> [Exercise description]: How many of the lines contain the string "дауысыңыз"? Give the number, with no other words.

[Dataset items]

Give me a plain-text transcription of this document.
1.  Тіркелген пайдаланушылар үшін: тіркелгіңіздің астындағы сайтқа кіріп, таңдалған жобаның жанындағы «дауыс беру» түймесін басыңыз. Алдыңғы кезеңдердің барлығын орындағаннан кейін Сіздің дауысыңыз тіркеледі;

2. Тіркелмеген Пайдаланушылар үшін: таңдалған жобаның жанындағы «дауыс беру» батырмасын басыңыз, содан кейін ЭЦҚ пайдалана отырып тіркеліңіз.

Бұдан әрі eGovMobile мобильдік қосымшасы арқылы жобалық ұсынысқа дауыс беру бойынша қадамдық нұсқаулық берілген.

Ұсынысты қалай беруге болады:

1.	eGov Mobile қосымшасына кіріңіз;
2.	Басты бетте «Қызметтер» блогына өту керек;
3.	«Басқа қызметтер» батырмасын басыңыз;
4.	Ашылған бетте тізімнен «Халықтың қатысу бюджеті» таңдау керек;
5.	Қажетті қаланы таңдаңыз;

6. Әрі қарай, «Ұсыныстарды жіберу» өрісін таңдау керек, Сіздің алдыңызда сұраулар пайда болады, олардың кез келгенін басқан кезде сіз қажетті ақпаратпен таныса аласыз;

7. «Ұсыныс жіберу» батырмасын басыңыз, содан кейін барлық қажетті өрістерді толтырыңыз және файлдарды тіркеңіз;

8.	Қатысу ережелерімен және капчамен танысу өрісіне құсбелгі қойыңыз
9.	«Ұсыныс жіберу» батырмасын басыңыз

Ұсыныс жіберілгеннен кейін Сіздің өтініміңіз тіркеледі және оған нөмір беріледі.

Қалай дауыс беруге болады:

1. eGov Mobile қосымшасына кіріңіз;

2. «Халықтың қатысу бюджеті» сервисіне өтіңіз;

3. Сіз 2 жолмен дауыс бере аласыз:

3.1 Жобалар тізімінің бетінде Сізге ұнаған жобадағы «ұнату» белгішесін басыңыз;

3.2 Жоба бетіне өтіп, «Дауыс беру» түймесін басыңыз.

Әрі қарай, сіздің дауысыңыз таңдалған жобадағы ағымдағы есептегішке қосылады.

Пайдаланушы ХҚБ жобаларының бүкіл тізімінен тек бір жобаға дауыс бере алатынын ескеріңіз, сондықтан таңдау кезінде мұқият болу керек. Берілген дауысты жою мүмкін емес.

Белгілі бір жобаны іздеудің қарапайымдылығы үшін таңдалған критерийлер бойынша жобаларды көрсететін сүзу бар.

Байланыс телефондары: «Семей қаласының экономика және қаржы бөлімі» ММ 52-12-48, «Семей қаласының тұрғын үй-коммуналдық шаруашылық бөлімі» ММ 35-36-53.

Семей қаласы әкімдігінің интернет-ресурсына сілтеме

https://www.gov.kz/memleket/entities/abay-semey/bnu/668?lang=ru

--

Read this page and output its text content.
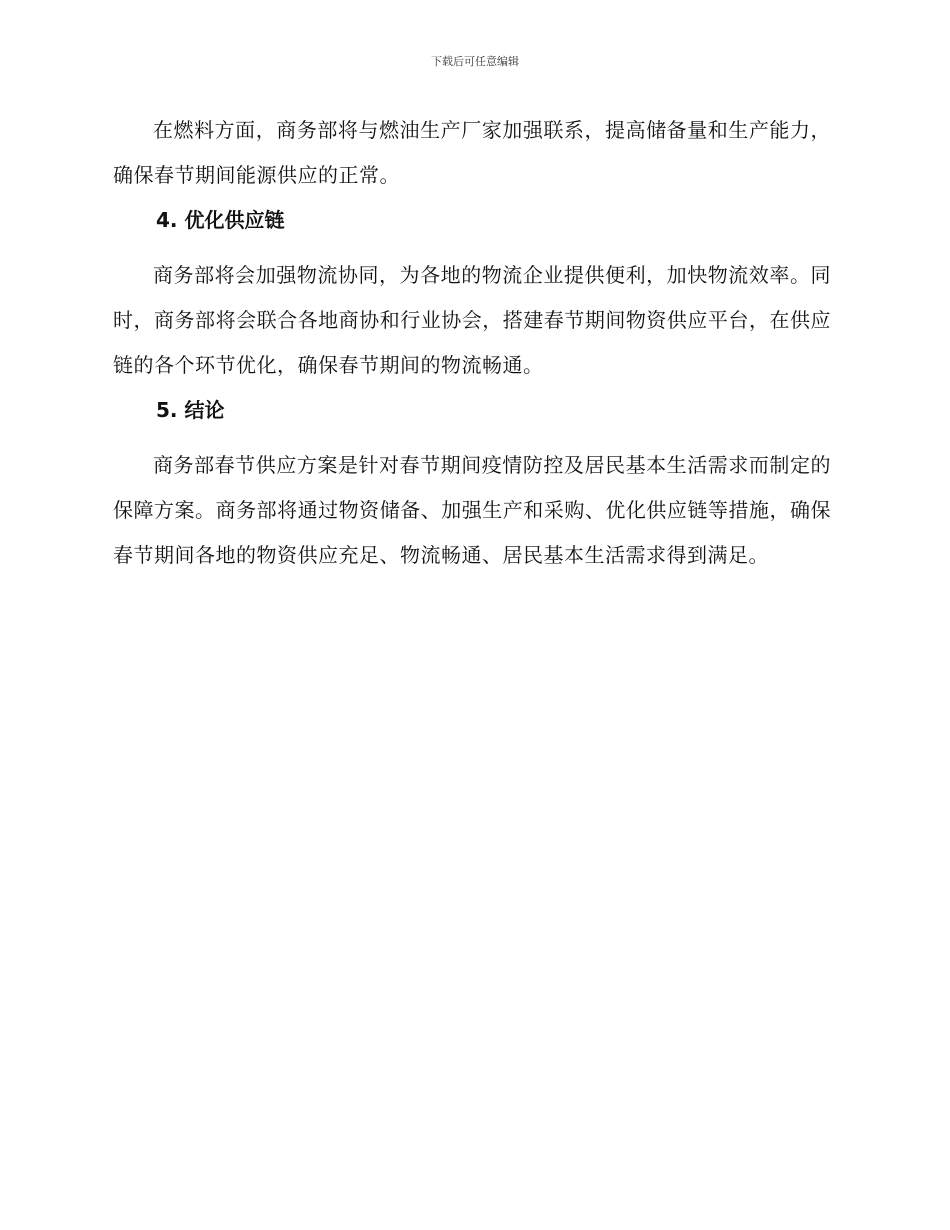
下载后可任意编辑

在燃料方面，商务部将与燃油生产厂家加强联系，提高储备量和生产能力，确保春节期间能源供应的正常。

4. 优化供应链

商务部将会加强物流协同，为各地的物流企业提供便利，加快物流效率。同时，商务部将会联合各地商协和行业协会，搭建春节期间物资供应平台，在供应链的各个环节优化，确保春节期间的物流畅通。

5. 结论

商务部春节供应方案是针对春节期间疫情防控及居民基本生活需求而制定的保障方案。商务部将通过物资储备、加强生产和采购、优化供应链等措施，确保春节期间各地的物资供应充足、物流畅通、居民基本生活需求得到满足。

> [Response below]: 2